> **Aim**:
Output the data below in full, character for character.

> **Extracted data**:
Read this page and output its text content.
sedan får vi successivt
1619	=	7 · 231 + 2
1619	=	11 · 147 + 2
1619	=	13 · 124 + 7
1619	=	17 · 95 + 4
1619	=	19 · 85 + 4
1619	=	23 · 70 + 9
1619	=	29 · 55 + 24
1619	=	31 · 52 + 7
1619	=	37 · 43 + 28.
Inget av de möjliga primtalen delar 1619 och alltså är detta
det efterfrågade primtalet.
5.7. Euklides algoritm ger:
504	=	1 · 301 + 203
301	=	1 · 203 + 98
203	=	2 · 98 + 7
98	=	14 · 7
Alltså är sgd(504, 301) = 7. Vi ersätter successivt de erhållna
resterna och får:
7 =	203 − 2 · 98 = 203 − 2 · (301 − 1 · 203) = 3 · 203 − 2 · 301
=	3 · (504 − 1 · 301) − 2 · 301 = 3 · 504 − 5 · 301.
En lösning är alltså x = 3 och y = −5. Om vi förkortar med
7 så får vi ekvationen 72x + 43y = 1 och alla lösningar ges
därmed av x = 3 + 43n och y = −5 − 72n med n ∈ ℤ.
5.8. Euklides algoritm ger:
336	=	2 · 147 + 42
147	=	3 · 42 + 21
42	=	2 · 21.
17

> **The completed task**:
Read this page and output its text content.
sedan får vi successivt
1619	=	7 · 231 + 2
1619	=	11 · 147 + 2
1619	=	13 · 124 + 7
1619	=	17 · 95 + 4
1619	=	19 · 85 + 4
1619	=	23 · 70 + 9
1619	=	29 · 55 + 24
1619	=	31 · 52 + 7
1619	=	37 · 43 + 28.
Inget av de möjliga primtalen delar 1619 och alltså är detta
det efterfrågade primtalet.
5.7. Euklides algoritm ger:
504	=	1 · 301 + 203
301	=	1 · 203 + 98
203	=	2 · 98 + 7
98	=	14 · 7
Alltså är sgd(504, 301) = 7. Vi ersätter successivt de erhållna
resterna och får:
7 =	203 − 2 · 98 = 203 − 2 · (301 − 1 · 203) = 3 · 203 − 2 · 301
=	3 · (504 − 1 · 301) − 2 · 301 = 3 · 504 − 5 · 301.
En lösning är alltså x = 3 och y = −5. Om vi förkortar med
7 så får vi ekvationen 72x + 43y = 1 och alla lösningar ges
därmed av x = 3 + 43n och y = −5 − 72n med n ∈ ℤ.
5.8. Euklides algoritm ger:
336	=	2 · 147 + 42
147	=	3 · 42 + 21
42	=	2 · 21.
17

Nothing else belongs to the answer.